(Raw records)
╔══

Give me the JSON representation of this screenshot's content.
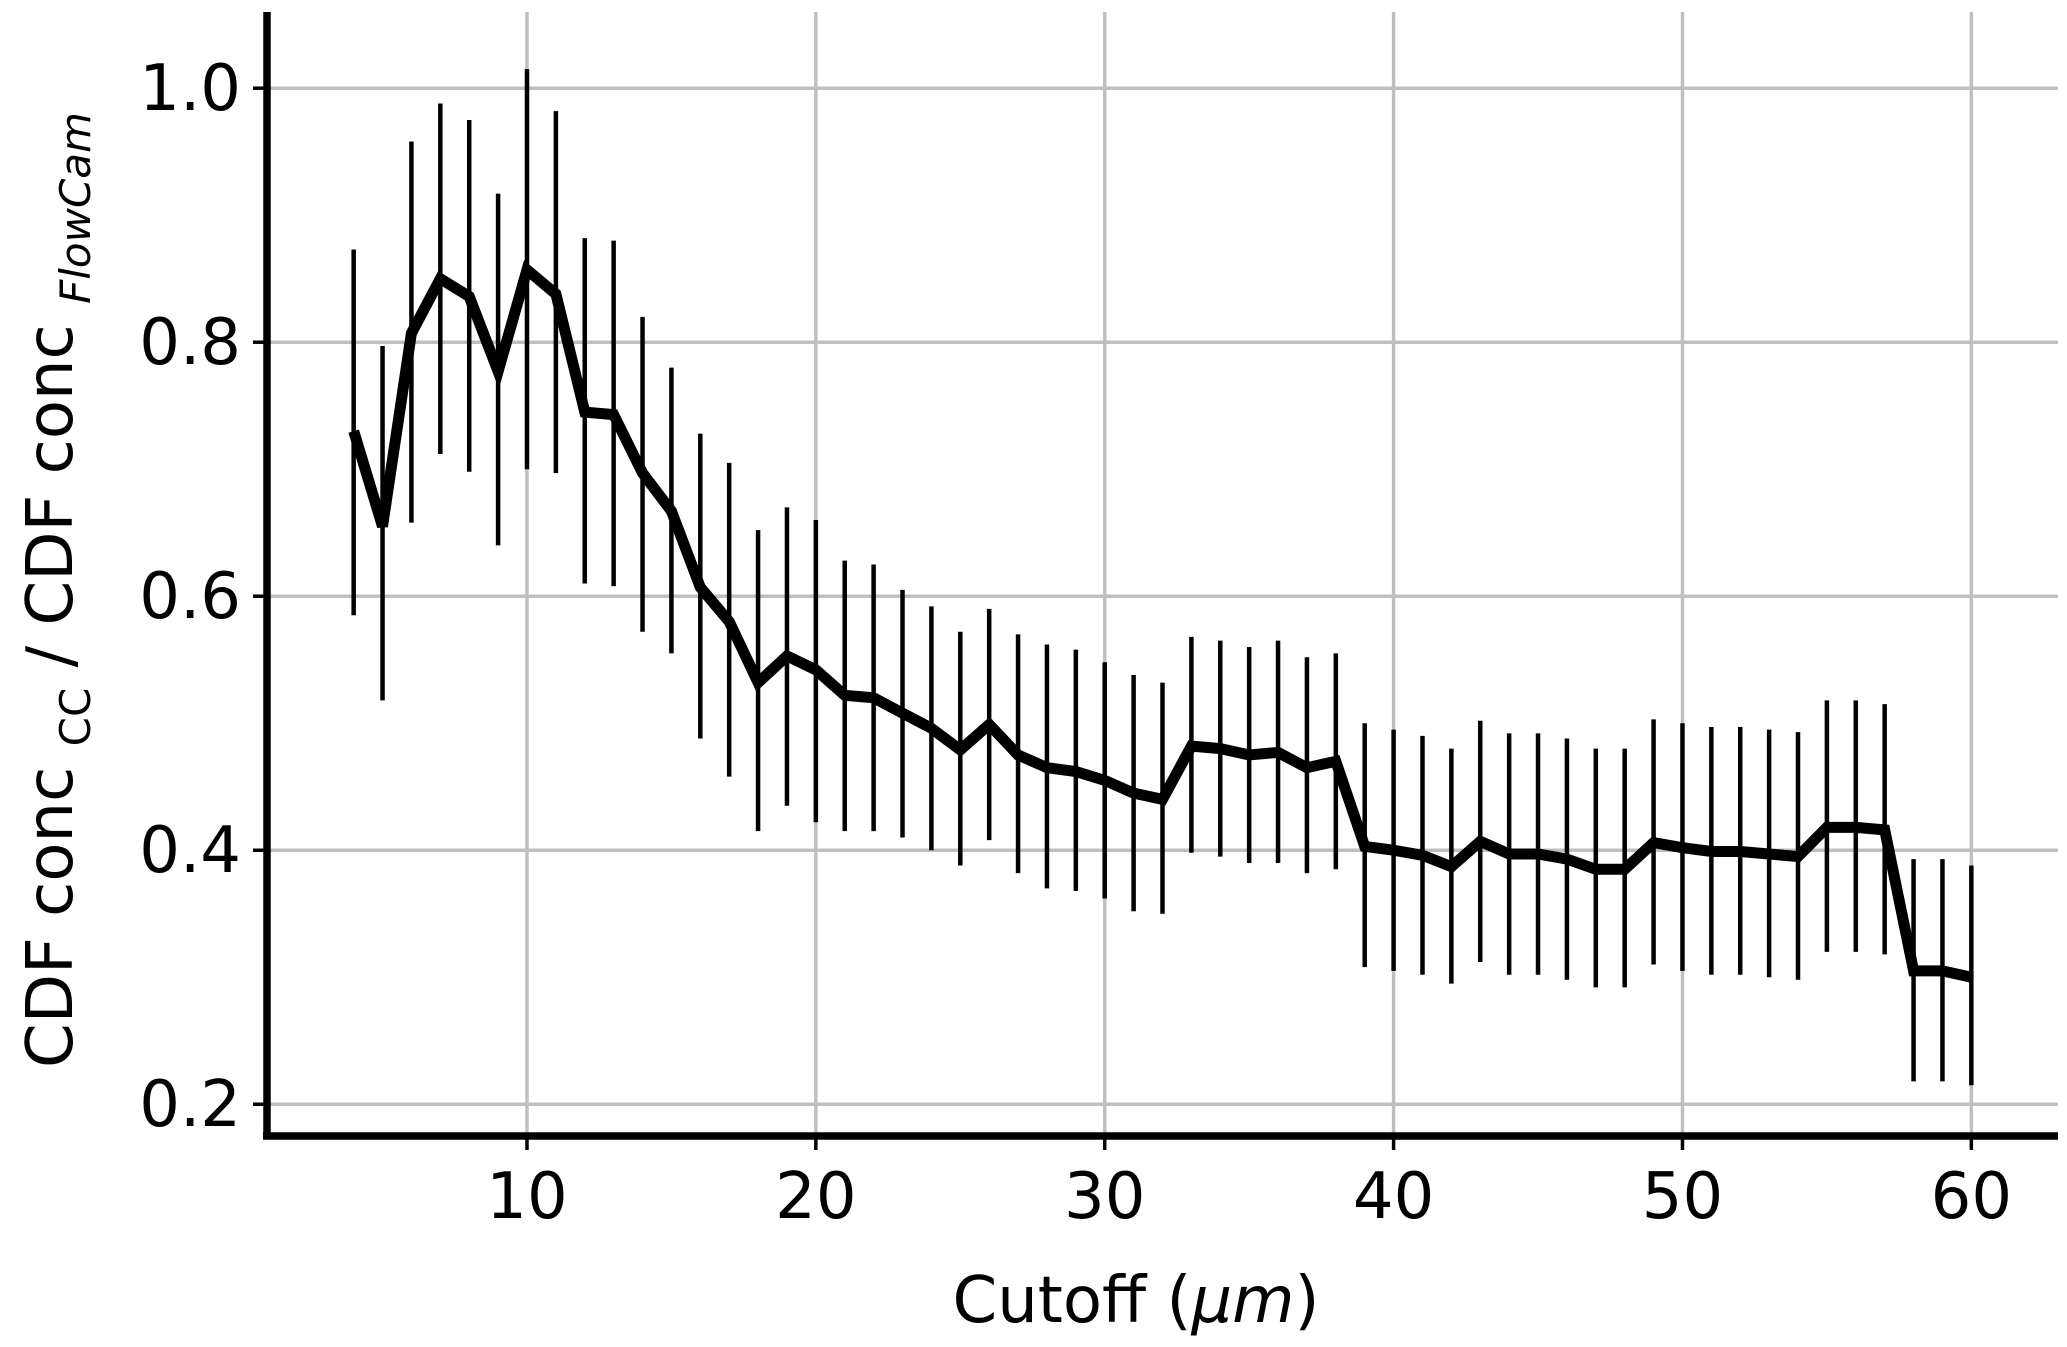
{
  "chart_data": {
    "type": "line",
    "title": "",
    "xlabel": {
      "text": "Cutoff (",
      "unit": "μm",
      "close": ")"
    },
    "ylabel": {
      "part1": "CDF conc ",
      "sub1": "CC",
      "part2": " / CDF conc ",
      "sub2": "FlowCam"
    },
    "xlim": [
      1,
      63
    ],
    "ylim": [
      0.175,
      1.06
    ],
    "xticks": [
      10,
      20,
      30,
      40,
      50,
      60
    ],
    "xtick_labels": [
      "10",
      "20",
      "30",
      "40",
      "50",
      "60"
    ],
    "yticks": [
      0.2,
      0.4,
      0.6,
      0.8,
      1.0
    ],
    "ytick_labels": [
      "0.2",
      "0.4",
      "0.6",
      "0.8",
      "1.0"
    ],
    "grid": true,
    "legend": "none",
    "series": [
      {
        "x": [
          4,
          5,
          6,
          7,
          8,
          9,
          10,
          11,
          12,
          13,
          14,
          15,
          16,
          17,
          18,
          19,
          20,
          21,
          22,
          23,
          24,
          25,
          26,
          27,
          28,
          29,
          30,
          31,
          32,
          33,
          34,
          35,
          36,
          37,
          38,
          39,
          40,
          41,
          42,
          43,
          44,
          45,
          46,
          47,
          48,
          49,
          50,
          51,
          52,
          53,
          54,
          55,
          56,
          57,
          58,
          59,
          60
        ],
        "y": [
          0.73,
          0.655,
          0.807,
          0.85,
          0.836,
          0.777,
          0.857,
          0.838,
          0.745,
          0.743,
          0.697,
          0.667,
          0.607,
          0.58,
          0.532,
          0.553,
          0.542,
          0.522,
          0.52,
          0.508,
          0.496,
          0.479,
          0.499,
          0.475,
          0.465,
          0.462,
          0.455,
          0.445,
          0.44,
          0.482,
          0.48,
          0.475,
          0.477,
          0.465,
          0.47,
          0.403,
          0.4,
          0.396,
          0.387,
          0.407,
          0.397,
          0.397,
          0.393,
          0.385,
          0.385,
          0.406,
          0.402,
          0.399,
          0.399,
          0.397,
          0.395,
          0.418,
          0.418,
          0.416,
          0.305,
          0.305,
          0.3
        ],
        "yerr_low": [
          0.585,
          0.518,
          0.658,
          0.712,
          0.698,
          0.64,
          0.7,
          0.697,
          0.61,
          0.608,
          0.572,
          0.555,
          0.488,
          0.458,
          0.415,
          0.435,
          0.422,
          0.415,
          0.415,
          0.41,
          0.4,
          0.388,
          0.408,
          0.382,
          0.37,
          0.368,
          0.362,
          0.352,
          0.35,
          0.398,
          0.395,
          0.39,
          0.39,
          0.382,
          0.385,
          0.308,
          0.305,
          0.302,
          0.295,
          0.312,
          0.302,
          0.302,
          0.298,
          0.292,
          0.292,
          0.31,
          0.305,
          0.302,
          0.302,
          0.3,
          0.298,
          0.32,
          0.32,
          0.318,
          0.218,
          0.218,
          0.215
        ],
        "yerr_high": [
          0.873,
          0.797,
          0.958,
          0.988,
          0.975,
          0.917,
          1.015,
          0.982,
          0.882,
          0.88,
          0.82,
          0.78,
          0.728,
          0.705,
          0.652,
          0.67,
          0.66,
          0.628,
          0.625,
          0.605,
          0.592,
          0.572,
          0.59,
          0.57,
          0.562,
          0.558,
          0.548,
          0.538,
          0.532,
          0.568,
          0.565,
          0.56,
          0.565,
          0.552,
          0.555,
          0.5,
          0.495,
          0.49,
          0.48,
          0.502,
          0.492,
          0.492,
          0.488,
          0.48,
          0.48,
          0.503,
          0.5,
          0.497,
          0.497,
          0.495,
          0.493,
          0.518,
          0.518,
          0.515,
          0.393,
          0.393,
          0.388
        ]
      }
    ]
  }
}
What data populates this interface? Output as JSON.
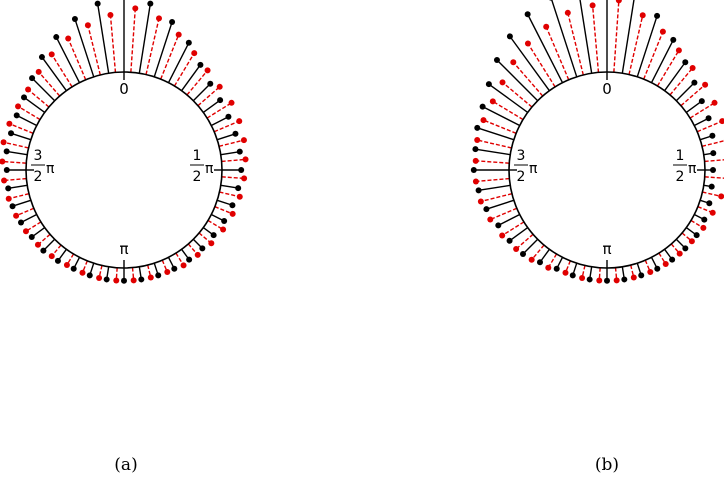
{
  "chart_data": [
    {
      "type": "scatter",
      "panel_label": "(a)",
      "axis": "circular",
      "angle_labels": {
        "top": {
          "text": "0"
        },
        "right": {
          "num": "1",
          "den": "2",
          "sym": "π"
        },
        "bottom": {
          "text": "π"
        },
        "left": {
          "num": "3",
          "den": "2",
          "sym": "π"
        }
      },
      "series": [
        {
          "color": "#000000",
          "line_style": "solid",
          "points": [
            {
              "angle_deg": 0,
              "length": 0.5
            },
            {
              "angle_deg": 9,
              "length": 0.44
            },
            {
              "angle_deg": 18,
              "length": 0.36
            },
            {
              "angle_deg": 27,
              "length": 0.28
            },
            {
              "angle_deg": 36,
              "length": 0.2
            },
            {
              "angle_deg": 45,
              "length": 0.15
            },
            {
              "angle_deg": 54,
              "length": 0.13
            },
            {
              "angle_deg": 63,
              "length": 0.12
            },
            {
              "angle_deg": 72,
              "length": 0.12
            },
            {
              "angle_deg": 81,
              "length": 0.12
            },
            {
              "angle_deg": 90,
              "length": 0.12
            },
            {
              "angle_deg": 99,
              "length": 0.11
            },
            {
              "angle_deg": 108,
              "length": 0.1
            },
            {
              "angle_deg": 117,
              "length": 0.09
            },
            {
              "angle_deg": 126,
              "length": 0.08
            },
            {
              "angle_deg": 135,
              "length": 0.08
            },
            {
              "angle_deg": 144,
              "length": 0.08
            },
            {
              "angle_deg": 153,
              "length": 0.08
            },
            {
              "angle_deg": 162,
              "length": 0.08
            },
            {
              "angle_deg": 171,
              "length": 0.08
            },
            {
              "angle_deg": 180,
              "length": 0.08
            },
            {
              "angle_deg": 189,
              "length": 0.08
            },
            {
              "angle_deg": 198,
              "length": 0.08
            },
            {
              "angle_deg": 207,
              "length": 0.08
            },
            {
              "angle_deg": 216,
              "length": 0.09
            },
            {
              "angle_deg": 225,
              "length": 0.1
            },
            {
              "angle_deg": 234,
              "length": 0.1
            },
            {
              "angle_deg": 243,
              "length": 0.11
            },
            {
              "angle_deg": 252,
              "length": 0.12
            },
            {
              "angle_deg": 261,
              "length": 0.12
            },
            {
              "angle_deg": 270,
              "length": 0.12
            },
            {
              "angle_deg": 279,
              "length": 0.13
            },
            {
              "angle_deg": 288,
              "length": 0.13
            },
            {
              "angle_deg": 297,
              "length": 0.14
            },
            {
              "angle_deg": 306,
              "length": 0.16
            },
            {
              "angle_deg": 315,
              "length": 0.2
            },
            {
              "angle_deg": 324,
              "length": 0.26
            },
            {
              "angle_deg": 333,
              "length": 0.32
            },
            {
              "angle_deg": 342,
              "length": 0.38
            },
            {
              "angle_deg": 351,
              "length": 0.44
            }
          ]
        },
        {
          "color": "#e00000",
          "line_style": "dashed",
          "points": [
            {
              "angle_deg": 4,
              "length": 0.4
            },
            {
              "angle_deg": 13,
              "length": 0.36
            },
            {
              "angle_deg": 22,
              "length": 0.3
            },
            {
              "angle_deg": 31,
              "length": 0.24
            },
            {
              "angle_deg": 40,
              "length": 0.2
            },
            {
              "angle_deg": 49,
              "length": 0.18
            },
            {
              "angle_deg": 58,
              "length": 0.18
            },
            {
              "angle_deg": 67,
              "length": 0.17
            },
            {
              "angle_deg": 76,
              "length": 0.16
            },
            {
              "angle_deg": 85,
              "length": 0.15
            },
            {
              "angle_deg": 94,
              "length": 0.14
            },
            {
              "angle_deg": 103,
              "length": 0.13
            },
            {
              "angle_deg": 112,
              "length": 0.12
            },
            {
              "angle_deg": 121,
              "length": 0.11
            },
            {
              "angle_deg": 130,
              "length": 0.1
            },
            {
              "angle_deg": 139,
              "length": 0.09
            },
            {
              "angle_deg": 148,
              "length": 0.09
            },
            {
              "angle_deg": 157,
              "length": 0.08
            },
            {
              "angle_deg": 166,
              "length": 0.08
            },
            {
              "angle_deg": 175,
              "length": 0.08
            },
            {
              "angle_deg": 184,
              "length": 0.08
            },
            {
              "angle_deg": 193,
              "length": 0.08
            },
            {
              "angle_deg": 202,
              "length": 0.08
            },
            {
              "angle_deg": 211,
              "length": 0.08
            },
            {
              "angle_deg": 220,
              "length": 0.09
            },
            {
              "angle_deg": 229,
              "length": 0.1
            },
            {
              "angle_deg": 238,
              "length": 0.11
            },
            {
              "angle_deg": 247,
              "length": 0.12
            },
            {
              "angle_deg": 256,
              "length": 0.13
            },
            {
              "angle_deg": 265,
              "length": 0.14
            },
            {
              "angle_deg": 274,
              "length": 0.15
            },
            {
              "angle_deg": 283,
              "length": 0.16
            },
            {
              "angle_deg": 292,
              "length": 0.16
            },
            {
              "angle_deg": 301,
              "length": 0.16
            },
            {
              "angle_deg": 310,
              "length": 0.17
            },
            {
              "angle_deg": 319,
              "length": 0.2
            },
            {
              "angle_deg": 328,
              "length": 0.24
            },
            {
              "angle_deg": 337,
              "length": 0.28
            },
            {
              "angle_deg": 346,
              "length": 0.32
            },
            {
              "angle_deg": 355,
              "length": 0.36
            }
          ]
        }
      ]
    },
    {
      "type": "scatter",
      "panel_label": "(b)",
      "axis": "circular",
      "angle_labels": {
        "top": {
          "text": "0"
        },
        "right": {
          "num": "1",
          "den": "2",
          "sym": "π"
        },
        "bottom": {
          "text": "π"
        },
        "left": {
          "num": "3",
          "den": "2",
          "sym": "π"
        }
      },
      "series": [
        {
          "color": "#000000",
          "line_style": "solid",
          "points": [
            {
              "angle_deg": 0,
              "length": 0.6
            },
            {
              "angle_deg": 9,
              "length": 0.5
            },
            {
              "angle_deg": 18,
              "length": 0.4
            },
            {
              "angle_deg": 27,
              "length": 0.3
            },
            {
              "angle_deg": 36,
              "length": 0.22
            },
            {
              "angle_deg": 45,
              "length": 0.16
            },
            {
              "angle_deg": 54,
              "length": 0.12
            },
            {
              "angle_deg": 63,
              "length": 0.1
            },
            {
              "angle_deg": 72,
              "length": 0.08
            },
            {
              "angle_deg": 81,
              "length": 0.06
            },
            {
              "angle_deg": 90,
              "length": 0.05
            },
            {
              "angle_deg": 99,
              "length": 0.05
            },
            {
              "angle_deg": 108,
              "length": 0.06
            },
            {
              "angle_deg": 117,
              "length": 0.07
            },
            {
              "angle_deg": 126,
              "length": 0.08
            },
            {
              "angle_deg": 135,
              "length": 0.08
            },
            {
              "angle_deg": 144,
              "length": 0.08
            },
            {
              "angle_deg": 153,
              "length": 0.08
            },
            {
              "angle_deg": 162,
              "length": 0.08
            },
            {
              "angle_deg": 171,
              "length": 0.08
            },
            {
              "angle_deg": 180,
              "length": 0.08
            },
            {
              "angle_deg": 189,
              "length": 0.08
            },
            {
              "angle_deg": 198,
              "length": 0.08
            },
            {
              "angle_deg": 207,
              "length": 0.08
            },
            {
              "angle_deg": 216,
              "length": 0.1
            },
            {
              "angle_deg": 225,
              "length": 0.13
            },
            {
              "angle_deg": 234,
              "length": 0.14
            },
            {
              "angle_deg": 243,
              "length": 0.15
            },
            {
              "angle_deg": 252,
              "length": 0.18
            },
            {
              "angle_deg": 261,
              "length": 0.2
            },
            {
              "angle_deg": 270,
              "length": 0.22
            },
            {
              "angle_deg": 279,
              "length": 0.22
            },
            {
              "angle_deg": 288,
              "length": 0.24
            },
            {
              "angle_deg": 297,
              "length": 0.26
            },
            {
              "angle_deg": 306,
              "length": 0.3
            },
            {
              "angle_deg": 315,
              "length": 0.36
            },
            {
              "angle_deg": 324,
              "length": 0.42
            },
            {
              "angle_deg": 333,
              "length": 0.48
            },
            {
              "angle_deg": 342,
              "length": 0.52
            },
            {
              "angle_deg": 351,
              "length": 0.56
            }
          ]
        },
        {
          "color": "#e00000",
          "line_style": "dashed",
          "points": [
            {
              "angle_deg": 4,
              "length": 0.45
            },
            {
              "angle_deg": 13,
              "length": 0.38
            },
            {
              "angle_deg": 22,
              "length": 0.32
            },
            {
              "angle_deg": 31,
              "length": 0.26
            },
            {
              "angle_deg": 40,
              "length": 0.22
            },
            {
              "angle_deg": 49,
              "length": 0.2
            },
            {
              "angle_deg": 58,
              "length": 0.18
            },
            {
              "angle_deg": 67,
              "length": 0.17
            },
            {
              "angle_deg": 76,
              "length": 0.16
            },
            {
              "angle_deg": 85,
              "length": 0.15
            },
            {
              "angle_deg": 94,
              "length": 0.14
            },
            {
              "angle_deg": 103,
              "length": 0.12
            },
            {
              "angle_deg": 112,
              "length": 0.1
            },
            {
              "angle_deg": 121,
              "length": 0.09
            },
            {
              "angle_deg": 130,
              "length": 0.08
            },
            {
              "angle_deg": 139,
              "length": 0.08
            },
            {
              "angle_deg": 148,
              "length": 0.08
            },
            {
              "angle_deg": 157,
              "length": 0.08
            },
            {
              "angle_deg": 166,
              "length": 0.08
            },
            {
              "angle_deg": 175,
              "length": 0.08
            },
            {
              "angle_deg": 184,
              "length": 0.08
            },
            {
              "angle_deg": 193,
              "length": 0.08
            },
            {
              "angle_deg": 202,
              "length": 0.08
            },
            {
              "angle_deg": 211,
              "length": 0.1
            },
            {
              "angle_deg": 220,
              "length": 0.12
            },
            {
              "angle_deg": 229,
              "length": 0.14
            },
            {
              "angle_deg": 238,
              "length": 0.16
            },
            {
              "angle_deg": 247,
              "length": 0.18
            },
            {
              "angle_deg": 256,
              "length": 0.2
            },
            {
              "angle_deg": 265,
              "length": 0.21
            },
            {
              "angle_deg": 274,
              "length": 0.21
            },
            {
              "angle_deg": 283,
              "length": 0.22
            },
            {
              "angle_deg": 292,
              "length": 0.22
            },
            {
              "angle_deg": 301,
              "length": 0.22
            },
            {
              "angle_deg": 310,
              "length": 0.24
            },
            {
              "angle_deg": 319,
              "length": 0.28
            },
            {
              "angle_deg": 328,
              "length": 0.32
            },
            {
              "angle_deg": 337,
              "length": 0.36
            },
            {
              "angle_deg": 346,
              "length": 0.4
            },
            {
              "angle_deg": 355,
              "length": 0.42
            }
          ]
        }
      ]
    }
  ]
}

╚══

*Work to do:* Scan the records above for the string "JSON", then report every line that contains it.

*The reply:*
Give me the JSON representation of this screenshot's content.
What data populates this interface? Output as JSON.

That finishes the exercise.